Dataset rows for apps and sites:

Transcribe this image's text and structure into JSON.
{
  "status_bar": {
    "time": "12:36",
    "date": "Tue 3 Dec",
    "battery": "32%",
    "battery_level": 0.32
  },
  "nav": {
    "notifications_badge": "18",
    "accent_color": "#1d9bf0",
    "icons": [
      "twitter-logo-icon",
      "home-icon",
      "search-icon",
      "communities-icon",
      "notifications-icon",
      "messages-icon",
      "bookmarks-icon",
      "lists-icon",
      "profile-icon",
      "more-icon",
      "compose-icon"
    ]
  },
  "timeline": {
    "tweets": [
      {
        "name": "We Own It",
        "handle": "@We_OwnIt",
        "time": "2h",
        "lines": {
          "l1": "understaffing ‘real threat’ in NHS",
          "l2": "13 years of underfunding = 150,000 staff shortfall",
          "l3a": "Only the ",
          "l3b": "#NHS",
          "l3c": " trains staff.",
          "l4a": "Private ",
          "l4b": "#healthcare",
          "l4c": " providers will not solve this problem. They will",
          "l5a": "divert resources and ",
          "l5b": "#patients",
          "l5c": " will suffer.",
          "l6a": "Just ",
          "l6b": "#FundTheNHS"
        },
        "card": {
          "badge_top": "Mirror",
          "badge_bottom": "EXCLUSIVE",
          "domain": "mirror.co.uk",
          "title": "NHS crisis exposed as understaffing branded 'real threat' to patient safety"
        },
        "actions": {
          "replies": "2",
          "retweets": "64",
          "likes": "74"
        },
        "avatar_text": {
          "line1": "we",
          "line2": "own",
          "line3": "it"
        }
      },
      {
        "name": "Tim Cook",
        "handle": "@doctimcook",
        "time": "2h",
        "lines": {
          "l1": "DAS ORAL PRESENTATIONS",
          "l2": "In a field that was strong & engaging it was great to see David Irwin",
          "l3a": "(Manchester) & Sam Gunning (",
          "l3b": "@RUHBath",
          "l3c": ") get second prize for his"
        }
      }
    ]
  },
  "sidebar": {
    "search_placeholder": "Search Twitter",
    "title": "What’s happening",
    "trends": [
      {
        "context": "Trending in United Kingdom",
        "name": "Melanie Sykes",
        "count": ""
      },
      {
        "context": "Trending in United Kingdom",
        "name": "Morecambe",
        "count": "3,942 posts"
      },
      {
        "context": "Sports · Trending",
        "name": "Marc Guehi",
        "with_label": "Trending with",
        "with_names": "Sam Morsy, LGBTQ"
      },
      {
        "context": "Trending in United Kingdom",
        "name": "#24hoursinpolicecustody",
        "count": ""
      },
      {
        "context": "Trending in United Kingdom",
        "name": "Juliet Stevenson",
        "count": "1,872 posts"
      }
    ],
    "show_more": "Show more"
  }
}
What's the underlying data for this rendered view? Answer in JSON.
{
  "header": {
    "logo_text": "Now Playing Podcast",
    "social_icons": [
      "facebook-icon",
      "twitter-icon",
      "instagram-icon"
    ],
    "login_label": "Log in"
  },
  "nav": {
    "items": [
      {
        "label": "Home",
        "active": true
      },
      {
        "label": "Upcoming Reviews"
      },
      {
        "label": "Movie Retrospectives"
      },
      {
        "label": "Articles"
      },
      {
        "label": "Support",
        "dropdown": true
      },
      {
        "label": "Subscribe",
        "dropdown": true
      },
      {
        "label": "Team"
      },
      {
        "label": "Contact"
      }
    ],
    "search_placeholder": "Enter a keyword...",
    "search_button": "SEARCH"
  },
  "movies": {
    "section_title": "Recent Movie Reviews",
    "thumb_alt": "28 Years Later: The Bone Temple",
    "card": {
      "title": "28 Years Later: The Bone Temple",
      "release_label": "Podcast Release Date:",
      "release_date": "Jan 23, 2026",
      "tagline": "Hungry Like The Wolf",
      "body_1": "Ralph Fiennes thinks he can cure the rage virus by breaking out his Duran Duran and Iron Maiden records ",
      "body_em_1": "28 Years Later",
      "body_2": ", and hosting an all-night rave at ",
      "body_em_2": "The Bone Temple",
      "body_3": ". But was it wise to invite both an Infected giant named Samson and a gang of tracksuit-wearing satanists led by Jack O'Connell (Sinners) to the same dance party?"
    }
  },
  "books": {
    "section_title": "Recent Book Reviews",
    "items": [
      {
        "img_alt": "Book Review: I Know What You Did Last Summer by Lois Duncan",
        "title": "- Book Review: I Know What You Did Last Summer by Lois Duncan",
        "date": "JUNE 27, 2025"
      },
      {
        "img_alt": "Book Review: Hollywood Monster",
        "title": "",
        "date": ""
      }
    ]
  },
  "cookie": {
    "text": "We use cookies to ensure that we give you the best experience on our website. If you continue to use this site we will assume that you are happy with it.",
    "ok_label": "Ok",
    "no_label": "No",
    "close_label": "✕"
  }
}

▶ **Work required**:
Print the data above exactly.

▶ **Your response**:
Transcribe this image's text and structure into JSON.
{
  "status_bar": {
    "time": "12:36",
    "date": "Tue 3 Dec",
    "battery": "32%",
    "battery_level": 0.32
  },
  "nav": {
    "notifications_badge": "18",
    "accent_color": "#1d9bf0",
    "icons": [
      "twitter-logo-icon",
      "home-icon",
      "search-icon",
      "communities-icon",
      "notifications-icon",
      "messages-icon",
      "bookmarks-icon",
      "lists-icon",
      "profile-icon",
      "more-icon",
      "compose-icon"
    ]
  },
  "timeline": {
    "tweets": [
      {
        "name": "We Own It",
        "handle": "@We_OwnIt",
        "time": "2h",
        "lines": {
          "l1": "understaffing ‘real threat’ in NHS",
          "l2": "13 years of underfunding = 150,000 staff shortfall",
          "l3a": "Only the ",
          "l3b": "#NHS",
          "l3c": " trains staff.",
          "l4a": "Private ",
          "l4b": "#healthcare",
          "l4c": " providers will not solve this problem. They will",
          "l5a": "divert resources and ",
          "l5b": "#patients",
          "l5c": " will suffer.",
          "l6a": "Just ",
          "l6b": "#FundTheNHS"
        },
        "card": {
          "badge_top": "Mirror",
          "badge_bottom": "EXCLUSIVE",
          "domain": "mirror.co.uk",
          "title": "NHS crisis exposed as understaffing branded 'real threat' to patient safety"
        },
        "actions": {
          "replies": "2",
          "retweets": "64",
          "likes": "74"
        },
        "avatar_text": {
          "line1": "we",
          "line2": "own",
          "line3": "it"
        }
      },
      {
        "name": "Tim Cook",
        "handle": "@doctimcook",
        "time": "2h",
        "lines": {
          "l1": "DAS ORAL PRESENTATIONS",
          "l2": "In a field that was strong & engaging it was great to see David Irwin",
          "l3a": "(Manchester) & Sam Gunning (",
          "l3b": "@RUHBath",
          "l3c": ") get second prize for his"
        }
      }
    ]
  },
  "sidebar": {
    "search_placeholder": "Search Twitter",
    "title": "What’s happening",
    "trends": [
      {
        "context": "Trending in United Kingdom",
        "name": "Melanie Sykes",
        "count": ""
      },
      {
        "context": "Trending in United Kingdom",
        "name": "Morecambe",
        "count": "3,942 posts"
      },
      {
        "context": "Sports · Trending",
        "name": "Marc Guehi",
        "with_label": "Trending with",
        "with_names": "Sam Morsy, LGBTQ"
      },
      {
        "context": "Trending in United Kingdom",
        "name": "#24hoursinpolicecustody",
        "count": ""
      },
      {
        "context": "Trending in United Kingdom",
        "name": "Juliet Stevenson",
        "count": "1,872 posts"
      }
    ],
    "show_more": "Show more"
  }
}
What's the underlying data for this rendered view? Answer in JSON.
{
  "header": {
    "logo_text": "Now Playing Podcast",
    "social_icons": [
      "facebook-icon",
      "twitter-icon",
      "instagram-icon"
    ],
    "login_label": "Log in"
  },
  "nav": {
    "items": [
      {
        "label": "Home",
        "active": true
      },
      {
        "label": "Upcoming Reviews"
      },
      {
        "label": "Movie Retrospectives"
      },
      {
        "label": "Articles"
      },
      {
        "label": "Support",
        "dropdown": true
      },
      {
        "label": "Subscribe",
        "dropdown": true
      },
      {
        "label": "Team"
      },
      {
        "label": "Contact"
      }
    ],
    "search_placeholder": "Enter a keyword...",
    "search_button": "SEARCH"
  },
  "movies": {
    "section_title": "Recent Movie Reviews",
    "thumb_alt": "28 Years Later: The Bone Temple",
    "card": {
      "title": "28 Years Later: The Bone Temple",
      "release_label": "Podcast Release Date:",
      "release_date": "Jan 23, 2026",
      "tagline": "Hungry Like The Wolf",
      "body_1": "Ralph Fiennes thinks he can cure the rage virus by breaking out his Duran Duran and Iron Maiden records ",
      "body_em_1": "28 Years Later",
      "body_2": ", and hosting an all-night rave at ",
      "body_em_2": "The Bone Temple",
      "body_3": ". But was it wise to invite both an Infected giant named Samson and a gang of tracksuit-wearing satanists led by Jack O'Connell (Sinners) to the same dance party?"
    }
  },
  "books": {
    "section_title": "Recent Book Reviews",
    "items": [
      {
        "img_alt": "Book Review: I Know What You Did Last Summer by Lois Duncan",
        "title": "- Book Review: I Know What You Did Last Summer by Lois Duncan",
        "date": "JUNE 27, 2025"
      },
      {
        "img_alt": "Book Review: Hollywood Monster",
        "title": "",
        "date": ""
      }
    ]
  },
  "cookie": {
    "text": "We use cookies to ensure that we give you the best experience on our website. If you continue to use this site we will assume that you are happy with it.",
    "ok_label": "Ok",
    "no_label": "No",
    "close_label": "✕"
  }
}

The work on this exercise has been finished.